■ REQUESTS
**a)** In the post on graduate study, how would you render "Historiann's latest reflections occasion two thoughts here." in Spanish?
**b)** Can you reproduce, word for word, the stretch of the post on graduate study that opens with the words containing "This one goes" and closes with "recommend it to all."?

■ EXCERPT
-------

The Graduate

Paul Harvey

This one goes out especially for you grad. students out there, but perhaps veterans would have some responses as well.

Historiann has a typically engaging post on "Modern Graduate Studies and the Value of Historiography." I recommend it to all.

(Since we're historians, a little history: This post follows up on a discussion initiated last year, in which I participated a bit, on our annoyance at the cult of assessment and some of the rhetoric [not all, by any means] that emanates on occasion from teaching and learning centers [which inspired a rant of my own, "Why the More Time I Spend Doing Assessment, the Worse I Become as a Teacher, and Vice-Versa"]. Having just filled out another of those reports, I'm ready to rant again, but will restrain this time; don't get used to that).

Historiann's latest reflections occasion two thoughts here. First, the best teacher I ever had -- my graduate advisor Leon Litwack -- broke every rule in the "teaching and learning center" handbook; so did one of my other beloved teachers, the late Russian history scholar Martin Malia, who was about as far afield ideologically, personally, pedagogically, and professionally from Prof. Litwack as it is humanly possible to be. When we had a conference to honor Litwack some years back, I reflected on this very fact, asking the question, "how do you emulate the un-emulatable"? The answer, of course, is that you don't; but the answer also is that great teaching is singularly related to (albeit not guaranteed by, more on that below) absolute mastery of a field.

-------

■ ITEMS
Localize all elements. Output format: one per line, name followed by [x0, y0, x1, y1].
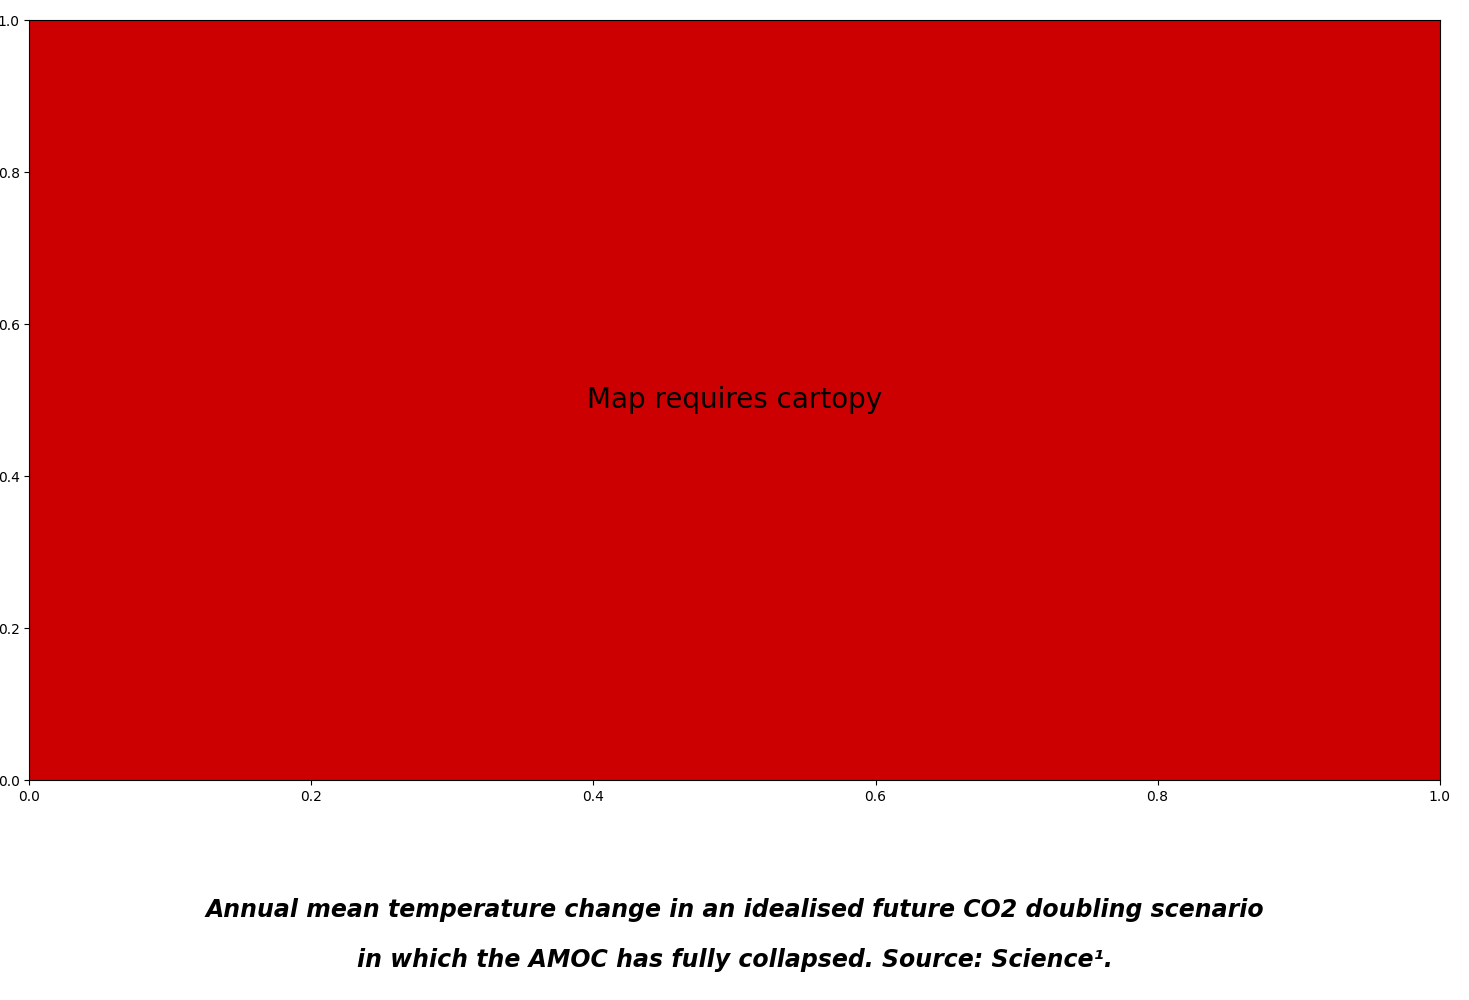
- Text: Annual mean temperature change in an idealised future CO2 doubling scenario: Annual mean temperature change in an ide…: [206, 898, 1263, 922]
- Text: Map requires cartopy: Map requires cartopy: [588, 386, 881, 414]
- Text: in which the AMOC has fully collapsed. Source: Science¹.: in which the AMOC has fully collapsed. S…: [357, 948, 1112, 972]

-------

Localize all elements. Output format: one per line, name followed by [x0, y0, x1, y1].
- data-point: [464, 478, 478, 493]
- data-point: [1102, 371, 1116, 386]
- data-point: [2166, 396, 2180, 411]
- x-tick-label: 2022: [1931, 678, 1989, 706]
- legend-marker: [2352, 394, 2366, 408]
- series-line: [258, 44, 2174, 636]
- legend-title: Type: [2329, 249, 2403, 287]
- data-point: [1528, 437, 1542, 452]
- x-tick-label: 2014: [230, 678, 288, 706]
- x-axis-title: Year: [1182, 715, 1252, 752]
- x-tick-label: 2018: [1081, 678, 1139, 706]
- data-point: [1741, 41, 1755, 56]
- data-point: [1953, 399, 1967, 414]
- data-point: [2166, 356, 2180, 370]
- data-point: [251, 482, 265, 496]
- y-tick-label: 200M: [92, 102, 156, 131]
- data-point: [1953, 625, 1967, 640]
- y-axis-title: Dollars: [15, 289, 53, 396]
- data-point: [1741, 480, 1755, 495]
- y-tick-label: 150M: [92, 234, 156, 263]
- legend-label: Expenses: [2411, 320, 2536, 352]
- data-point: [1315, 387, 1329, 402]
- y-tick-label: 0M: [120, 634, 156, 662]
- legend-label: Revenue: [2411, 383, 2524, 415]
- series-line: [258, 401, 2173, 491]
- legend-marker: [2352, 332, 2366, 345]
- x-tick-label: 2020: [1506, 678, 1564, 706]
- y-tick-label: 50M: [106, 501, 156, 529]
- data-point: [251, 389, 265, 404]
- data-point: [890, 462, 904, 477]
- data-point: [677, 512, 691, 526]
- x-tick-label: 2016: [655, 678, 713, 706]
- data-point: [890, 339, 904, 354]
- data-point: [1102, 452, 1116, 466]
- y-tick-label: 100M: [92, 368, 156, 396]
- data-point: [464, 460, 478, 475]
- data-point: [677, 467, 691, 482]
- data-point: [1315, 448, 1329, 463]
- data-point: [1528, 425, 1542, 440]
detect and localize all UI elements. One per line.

-------

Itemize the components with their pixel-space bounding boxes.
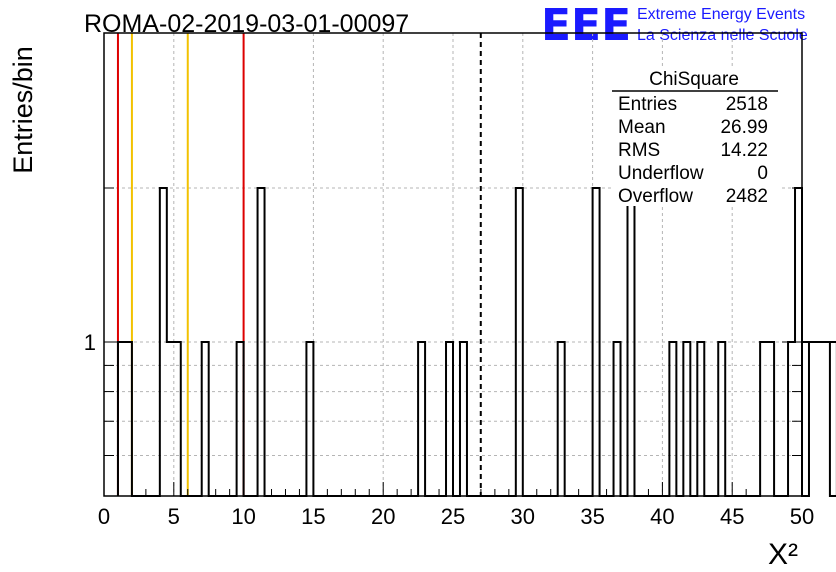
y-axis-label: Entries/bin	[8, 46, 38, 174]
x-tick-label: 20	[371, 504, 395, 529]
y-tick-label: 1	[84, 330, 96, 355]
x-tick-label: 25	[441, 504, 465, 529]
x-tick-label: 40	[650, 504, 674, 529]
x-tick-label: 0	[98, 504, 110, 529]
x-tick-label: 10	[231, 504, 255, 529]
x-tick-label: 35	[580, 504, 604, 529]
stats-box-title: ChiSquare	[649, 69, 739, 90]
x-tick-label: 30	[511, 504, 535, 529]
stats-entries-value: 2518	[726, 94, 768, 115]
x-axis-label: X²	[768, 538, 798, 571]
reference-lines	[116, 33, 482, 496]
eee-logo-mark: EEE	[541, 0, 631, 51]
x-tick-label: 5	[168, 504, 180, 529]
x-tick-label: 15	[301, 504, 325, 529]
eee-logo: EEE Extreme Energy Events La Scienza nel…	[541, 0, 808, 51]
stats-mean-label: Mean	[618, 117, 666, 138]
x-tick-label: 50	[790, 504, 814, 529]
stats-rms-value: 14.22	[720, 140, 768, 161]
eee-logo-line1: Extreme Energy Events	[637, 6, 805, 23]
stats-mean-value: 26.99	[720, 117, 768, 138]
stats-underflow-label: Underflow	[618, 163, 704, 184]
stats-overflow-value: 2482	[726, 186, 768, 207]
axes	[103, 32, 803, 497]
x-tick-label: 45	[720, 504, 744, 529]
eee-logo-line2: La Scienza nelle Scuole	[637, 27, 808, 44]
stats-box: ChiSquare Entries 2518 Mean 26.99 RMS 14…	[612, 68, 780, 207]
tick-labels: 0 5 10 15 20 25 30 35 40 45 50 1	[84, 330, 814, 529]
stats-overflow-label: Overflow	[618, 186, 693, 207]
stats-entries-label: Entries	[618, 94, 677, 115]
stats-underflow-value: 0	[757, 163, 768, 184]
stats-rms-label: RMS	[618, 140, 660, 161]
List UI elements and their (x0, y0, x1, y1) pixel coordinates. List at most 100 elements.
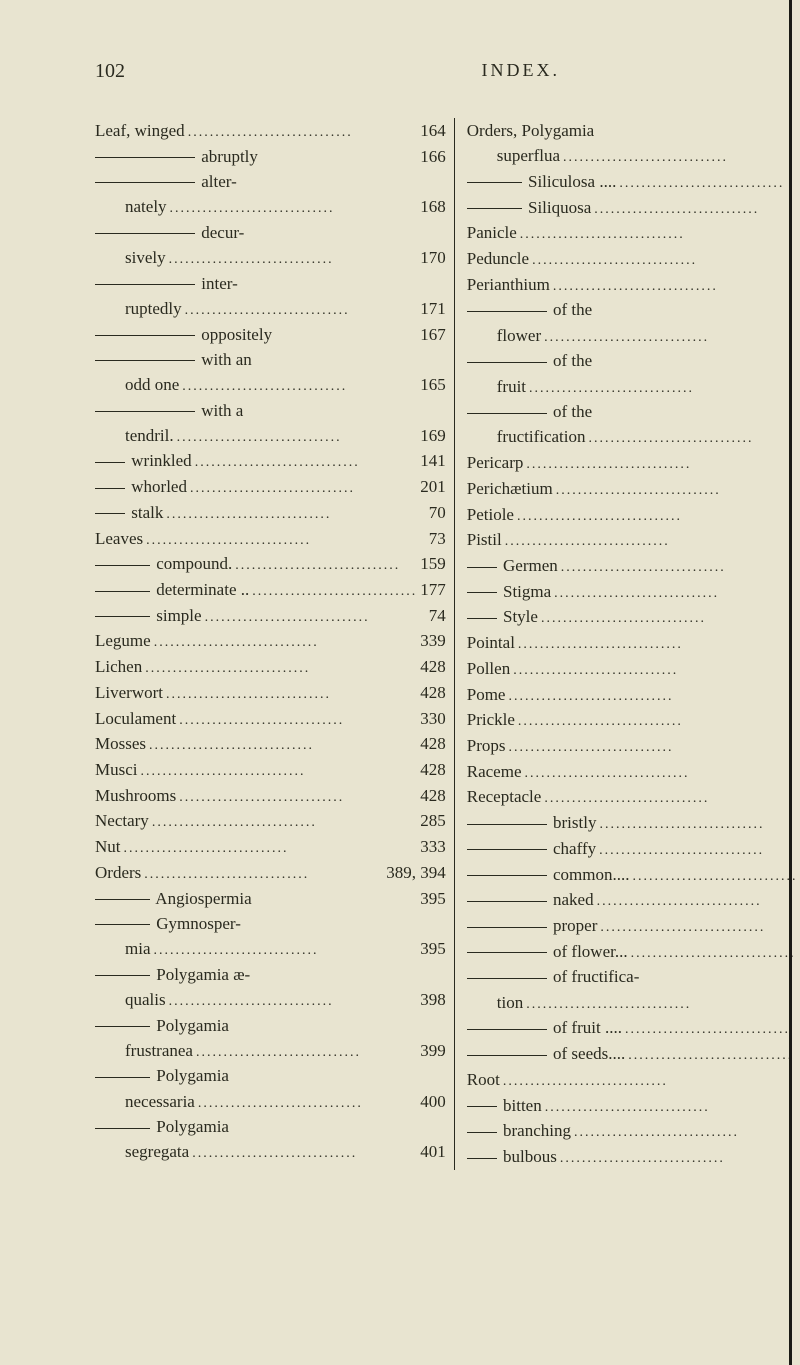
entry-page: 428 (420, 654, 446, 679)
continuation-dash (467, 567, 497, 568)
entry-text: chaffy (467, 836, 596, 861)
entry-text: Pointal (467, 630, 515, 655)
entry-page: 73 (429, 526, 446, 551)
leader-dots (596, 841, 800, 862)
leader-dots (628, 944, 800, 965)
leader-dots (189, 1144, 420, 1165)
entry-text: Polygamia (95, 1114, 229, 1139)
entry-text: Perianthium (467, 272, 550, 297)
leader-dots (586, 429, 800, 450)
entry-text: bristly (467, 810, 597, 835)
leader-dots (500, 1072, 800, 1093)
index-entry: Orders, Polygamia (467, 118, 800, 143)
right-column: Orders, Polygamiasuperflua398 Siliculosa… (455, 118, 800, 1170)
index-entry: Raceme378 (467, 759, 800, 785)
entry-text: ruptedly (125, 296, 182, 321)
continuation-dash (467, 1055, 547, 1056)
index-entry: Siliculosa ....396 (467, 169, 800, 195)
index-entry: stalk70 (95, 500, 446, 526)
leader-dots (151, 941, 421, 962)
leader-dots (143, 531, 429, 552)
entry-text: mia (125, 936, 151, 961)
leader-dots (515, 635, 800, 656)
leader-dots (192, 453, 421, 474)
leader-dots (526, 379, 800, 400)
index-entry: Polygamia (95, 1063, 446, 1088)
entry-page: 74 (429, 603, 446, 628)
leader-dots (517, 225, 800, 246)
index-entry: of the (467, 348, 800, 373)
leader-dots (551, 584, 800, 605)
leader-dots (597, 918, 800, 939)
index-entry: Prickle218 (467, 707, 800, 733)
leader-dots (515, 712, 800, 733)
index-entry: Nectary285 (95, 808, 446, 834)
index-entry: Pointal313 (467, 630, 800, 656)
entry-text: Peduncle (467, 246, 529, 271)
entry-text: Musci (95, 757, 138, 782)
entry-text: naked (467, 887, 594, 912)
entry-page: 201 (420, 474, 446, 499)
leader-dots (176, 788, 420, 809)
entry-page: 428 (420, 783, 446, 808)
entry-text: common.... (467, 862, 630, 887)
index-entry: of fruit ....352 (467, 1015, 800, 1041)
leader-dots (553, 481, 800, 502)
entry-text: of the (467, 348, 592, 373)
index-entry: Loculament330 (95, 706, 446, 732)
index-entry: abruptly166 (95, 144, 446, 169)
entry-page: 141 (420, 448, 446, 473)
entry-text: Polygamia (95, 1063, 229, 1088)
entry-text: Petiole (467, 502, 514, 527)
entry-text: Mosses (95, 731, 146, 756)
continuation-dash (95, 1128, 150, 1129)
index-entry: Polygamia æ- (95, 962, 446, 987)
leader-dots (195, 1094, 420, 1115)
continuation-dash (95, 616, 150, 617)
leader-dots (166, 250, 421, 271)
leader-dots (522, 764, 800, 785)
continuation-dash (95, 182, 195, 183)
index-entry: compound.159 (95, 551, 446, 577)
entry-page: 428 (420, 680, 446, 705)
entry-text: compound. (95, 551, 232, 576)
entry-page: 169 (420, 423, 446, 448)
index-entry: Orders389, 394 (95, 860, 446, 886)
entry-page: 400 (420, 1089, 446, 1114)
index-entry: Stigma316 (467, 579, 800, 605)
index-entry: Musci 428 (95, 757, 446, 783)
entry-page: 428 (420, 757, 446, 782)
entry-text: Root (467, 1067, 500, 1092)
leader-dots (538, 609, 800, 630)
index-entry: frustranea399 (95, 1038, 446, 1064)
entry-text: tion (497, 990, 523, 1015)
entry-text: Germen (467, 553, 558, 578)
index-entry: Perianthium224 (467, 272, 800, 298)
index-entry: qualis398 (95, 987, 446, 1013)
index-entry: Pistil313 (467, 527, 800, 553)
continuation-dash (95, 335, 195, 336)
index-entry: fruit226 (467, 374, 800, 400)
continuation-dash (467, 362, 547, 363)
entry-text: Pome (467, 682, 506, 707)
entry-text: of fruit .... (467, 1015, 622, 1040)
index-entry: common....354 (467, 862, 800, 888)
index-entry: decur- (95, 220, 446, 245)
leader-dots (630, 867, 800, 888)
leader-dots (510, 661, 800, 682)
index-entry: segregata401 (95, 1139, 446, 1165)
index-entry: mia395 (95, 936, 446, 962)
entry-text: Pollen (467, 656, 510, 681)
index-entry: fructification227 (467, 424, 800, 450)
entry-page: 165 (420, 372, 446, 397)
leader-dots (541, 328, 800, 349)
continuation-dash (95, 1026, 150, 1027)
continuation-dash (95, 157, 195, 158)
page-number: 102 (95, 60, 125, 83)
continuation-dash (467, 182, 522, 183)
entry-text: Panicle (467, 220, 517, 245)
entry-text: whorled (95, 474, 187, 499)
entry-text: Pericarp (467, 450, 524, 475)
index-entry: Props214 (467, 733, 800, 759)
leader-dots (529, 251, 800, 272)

-------

■ SOLUTIONS PER TASK
**a)** Las últimas reflexiones de Historiann me suscitan aquí dos ideas.

**b)**
This one goes out especially for you grad. students out there, but perhaps veterans would have some responses as well.

Historiann has a typically engaging post on "Modern Graduate Studies and the Value of Historiography." I recommend it to all.